GOAL OF THE EXERCISE:
Find the lines that hold the word "higher" and return them.

SUPPLIED RECORDS:

-*-*-

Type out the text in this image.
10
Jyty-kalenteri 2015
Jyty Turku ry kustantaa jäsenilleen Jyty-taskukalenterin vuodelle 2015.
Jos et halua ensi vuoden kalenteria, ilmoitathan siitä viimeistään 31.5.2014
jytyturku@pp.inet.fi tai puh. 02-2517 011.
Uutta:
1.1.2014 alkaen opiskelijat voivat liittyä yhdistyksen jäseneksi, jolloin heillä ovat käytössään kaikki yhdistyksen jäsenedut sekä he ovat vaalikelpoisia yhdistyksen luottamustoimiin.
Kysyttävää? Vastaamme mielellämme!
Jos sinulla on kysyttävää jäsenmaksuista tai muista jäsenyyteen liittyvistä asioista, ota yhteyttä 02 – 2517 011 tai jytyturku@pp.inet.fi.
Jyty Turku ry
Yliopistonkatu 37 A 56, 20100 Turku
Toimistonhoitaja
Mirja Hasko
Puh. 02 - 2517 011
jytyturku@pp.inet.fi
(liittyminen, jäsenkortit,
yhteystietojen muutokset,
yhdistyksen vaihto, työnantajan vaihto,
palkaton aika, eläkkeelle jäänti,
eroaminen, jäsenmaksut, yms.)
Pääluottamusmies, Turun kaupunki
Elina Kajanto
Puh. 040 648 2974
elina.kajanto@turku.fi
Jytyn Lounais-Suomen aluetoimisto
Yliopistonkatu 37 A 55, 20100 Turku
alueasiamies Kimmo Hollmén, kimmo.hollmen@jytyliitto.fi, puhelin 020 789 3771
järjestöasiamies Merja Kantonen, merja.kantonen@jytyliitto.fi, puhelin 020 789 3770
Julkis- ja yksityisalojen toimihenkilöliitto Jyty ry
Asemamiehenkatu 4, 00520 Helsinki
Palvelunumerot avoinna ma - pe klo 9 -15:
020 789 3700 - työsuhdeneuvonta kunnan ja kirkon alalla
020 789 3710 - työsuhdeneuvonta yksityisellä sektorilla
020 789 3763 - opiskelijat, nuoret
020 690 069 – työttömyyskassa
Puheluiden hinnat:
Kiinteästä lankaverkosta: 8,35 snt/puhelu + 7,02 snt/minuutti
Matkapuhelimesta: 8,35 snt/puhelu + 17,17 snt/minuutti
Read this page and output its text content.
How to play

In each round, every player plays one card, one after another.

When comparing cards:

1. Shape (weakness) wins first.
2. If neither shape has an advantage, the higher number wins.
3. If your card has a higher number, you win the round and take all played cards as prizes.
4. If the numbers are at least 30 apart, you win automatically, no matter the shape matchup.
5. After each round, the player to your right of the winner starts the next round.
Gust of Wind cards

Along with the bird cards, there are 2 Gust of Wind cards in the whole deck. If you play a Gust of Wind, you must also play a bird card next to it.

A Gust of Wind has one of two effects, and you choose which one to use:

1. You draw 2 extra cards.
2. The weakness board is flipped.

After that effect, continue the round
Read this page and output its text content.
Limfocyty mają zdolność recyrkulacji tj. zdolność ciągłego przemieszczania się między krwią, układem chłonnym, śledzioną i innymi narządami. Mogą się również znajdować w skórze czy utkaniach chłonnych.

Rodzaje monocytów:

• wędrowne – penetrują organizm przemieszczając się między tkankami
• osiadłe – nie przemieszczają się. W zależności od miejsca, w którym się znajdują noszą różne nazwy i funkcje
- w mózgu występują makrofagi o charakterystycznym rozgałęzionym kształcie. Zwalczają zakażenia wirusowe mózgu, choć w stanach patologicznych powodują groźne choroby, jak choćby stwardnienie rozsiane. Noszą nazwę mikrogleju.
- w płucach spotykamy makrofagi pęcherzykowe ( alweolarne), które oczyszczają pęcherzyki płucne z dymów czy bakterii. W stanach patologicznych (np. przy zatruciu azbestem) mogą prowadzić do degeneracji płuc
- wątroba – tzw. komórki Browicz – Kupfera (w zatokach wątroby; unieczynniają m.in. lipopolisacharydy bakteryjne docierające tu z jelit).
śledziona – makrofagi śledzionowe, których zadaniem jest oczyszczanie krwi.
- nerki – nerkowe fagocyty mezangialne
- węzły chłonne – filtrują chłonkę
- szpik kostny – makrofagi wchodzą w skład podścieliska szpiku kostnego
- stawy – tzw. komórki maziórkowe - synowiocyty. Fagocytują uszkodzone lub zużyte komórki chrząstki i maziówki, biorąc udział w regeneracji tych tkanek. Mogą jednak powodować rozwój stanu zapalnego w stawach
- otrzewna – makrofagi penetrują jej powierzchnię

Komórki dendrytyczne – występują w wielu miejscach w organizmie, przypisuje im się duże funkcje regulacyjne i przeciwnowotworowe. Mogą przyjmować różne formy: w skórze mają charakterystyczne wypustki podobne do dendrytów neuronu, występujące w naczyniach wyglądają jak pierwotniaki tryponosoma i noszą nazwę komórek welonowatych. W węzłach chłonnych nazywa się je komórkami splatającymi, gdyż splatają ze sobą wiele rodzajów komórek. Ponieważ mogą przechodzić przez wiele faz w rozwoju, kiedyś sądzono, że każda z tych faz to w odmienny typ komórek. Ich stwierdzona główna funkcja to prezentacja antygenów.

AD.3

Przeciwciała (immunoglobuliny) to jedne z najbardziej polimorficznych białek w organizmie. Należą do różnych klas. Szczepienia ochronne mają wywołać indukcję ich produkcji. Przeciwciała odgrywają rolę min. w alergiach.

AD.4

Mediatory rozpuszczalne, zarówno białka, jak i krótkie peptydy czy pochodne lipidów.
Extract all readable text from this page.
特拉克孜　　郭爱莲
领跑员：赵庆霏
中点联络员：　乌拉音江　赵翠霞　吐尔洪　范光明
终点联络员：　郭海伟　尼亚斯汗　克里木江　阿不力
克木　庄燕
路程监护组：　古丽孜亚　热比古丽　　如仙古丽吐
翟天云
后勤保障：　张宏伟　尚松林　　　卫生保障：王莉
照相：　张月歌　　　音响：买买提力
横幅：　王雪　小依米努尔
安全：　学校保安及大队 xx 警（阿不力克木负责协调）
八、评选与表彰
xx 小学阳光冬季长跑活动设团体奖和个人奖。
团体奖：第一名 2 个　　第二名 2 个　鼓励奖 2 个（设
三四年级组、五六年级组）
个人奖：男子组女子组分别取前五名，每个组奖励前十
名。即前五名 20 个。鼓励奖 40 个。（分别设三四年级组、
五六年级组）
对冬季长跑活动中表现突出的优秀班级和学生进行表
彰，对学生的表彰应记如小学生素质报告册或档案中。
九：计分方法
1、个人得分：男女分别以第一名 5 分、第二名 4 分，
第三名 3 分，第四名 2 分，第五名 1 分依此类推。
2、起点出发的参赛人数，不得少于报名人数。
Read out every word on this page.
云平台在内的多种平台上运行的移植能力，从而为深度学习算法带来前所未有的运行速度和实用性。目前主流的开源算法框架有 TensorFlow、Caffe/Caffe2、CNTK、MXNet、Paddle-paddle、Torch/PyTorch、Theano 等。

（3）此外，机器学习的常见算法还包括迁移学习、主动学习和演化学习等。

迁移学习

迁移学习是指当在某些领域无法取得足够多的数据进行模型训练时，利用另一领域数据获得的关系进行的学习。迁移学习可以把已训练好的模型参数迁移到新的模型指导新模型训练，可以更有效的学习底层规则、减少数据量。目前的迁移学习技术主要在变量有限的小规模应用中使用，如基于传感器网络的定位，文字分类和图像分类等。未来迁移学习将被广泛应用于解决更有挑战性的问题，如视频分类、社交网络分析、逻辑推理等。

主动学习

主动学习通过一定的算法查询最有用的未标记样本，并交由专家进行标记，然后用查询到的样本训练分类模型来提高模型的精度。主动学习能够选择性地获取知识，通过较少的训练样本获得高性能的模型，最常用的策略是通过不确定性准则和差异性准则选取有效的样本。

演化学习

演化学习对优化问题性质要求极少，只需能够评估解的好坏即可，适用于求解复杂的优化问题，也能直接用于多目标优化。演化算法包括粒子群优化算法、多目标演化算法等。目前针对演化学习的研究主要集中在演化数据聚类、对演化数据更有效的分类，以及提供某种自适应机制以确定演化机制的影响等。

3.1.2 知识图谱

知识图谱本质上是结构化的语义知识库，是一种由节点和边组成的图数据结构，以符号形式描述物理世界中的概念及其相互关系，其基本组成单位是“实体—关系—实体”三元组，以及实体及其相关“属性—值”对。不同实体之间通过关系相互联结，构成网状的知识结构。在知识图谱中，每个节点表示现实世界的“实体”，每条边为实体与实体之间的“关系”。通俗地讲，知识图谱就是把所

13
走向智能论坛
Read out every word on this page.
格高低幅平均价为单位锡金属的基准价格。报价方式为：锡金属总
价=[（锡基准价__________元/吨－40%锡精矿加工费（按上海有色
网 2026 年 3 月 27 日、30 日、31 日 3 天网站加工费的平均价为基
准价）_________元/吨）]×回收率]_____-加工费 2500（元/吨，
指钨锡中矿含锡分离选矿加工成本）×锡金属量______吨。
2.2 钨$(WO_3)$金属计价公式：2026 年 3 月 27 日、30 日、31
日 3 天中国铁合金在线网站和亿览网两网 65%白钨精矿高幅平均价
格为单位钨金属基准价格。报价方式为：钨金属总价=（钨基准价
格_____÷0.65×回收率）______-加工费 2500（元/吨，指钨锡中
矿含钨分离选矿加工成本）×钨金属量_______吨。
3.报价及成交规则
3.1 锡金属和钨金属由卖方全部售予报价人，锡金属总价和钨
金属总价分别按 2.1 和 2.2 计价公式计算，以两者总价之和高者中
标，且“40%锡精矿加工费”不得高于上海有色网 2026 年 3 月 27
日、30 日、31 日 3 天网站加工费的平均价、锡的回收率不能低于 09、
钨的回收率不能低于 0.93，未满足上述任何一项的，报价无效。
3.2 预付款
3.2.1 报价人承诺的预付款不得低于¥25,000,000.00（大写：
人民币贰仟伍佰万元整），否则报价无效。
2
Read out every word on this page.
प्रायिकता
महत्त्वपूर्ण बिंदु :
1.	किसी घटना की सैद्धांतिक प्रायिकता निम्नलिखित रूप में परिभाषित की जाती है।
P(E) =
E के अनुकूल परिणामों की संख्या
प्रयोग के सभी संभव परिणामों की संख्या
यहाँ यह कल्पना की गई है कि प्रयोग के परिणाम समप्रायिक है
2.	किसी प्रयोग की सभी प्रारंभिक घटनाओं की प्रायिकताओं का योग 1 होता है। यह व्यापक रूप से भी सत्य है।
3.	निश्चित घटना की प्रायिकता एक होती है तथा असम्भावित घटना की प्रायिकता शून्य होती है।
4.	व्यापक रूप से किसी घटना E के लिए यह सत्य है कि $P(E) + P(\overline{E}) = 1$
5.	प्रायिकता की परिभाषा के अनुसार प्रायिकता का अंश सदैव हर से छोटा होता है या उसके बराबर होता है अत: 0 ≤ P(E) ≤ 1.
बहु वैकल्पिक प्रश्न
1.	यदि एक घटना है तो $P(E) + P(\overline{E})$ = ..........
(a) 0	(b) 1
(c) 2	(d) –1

-*-*-

THE REPLY:
2. If neither shape has an advantage, the higher number wins.
3. If your card has a higher number, you win the round and take all played cards as prizes.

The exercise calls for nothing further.